→ **RECORD LIST**
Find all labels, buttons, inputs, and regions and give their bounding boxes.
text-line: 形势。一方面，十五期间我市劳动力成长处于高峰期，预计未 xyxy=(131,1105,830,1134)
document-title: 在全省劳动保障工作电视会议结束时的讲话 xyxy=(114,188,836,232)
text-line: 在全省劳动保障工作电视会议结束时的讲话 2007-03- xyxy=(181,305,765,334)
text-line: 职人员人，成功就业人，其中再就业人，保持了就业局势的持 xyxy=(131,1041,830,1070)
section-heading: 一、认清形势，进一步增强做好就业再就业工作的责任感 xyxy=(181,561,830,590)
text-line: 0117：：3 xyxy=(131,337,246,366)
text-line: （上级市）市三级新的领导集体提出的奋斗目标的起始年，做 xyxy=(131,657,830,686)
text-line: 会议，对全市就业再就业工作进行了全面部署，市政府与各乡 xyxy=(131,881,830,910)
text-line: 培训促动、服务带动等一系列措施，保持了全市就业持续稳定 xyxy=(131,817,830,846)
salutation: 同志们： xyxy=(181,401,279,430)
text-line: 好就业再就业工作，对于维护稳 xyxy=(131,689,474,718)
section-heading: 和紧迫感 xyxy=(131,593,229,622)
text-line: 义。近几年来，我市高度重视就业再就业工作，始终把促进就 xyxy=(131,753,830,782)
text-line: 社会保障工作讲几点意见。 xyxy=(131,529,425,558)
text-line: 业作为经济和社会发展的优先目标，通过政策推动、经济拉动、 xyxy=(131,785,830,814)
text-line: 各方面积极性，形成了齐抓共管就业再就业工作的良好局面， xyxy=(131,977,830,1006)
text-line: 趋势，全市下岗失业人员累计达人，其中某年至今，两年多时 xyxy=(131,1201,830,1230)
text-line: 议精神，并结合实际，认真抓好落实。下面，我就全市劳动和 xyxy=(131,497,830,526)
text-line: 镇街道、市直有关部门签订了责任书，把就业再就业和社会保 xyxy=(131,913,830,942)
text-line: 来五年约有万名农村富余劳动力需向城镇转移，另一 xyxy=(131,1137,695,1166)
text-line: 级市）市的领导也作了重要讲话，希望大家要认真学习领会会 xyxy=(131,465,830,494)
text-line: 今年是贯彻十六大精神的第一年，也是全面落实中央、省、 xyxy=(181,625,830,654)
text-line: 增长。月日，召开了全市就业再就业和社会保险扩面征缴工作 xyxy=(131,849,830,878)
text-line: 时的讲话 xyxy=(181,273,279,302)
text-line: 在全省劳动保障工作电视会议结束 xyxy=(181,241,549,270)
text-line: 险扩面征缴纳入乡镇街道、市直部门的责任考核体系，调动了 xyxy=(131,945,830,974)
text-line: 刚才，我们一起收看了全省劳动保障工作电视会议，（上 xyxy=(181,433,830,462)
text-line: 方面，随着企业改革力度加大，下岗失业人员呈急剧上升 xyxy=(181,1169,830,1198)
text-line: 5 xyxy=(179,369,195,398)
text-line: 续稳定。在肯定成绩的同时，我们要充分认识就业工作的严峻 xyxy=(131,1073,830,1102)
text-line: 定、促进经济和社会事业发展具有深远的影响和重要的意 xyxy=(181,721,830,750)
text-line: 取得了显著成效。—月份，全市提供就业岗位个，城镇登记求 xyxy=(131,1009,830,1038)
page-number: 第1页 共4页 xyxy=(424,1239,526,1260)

→ **GIVEN INSTRUCTION**
Reproduce every line of the data above verbatim.

→ **FULL RESPONSE**
Find all labels, buttons, inputs, and regions and give their bounding boxes.
text-line: 形势。一方面，十五期间我市劳动力成长处于高峰期，预计未 xyxy=(131,1105,830,1134)
document-title: 在全省劳动保障工作电视会议结束时的讲话 xyxy=(114,188,836,232)
text-line: 在全省劳动保障工作电视会议结束时的讲话 2007-03- xyxy=(181,305,765,334)
text-line: 职人员人，成功就业人，其中再就业人，保持了就业局势的持 xyxy=(131,1041,830,1070)
section-heading: 一、认清形势，进一步增强做好就业再就业工作的责任感 xyxy=(181,561,830,590)
text-line: 0117：：3 xyxy=(131,337,246,366)
text-line: （上级市）市三级新的领导集体提出的奋斗目标的起始年，做 xyxy=(131,657,830,686)
text-line: 会议，对全市就业再就业工作进行了全面部署，市政府与各乡 xyxy=(131,881,830,910)
text-line: 培训促动、服务带动等一系列措施，保持了全市就业持续稳定 xyxy=(131,817,830,846)
salutation: 同志们： xyxy=(181,401,279,430)
text-line: 好就业再就业工作，对于维护稳 xyxy=(131,689,474,718)
section-heading: 和紧迫感 xyxy=(131,593,229,622)
text-line: 义。近几年来，我市高度重视就业再就业工作，始终把促进就 xyxy=(131,753,830,782)
text-line: 社会保障工作讲几点意见。 xyxy=(131,529,425,558)
text-line: 业作为经济和社会发展的优先目标，通过政策推动、经济拉动、 xyxy=(131,785,830,814)
text-line: 各方面积极性，形成了齐抓共管就业再就业工作的良好局面， xyxy=(131,977,830,1006)
text-line: 趋势，全市下岗失业人员累计达人，其中某年至今，两年多时 xyxy=(131,1201,830,1230)
text-line: 议精神，并结合实际，认真抓好落实。下面，我就全市劳动和 xyxy=(131,497,830,526)
text-line: 镇街道、市直有关部门签订了责任书，把就业再就业和社会保 xyxy=(131,913,830,942)
text-line: 来五年约有万名农村富余劳动力需向城镇转移，另一 xyxy=(131,1137,695,1166)
text-line: 级市）市的领导也作了重要讲话，希望大家要认真学习领会会 xyxy=(131,465,830,494)
text-line: 今年是贯彻十六大精神的第一年，也是全面落实中央、省、 xyxy=(181,625,830,654)
text-line: 增长。月日，召开了全市就业再就业和社会保险扩面征缴工作 xyxy=(131,849,830,878)
text-line: 时的讲话 xyxy=(181,273,279,302)
text-line: 在全省劳动保障工作电视会议结束 xyxy=(181,241,549,270)
text-line: 险扩面征缴纳入乡镇街道、市直部门的责任考核体系，调动了 xyxy=(131,945,830,974)
text-line: 刚才，我们一起收看了全省劳动保障工作电视会议，（上 xyxy=(181,433,830,462)
text-line: 方面，随着企业改革力度加大，下岗失业人员呈急剧上升 xyxy=(181,1169,830,1198)
text-line: 5 xyxy=(179,369,195,398)
text-line: 续稳定。在肯定成绩的同时，我们要充分认识就业工作的严峻 xyxy=(131,1073,830,1102)
text-line: 定、促进经济和社会事业发展具有深远的影响和重要的意 xyxy=(181,721,830,750)
text-line: 取得了显著成效。—月份，全市提供就业岗位个，城镇登记求 xyxy=(131,1009,830,1038)
page-number: 第1页 共4页 xyxy=(424,1239,526,1260)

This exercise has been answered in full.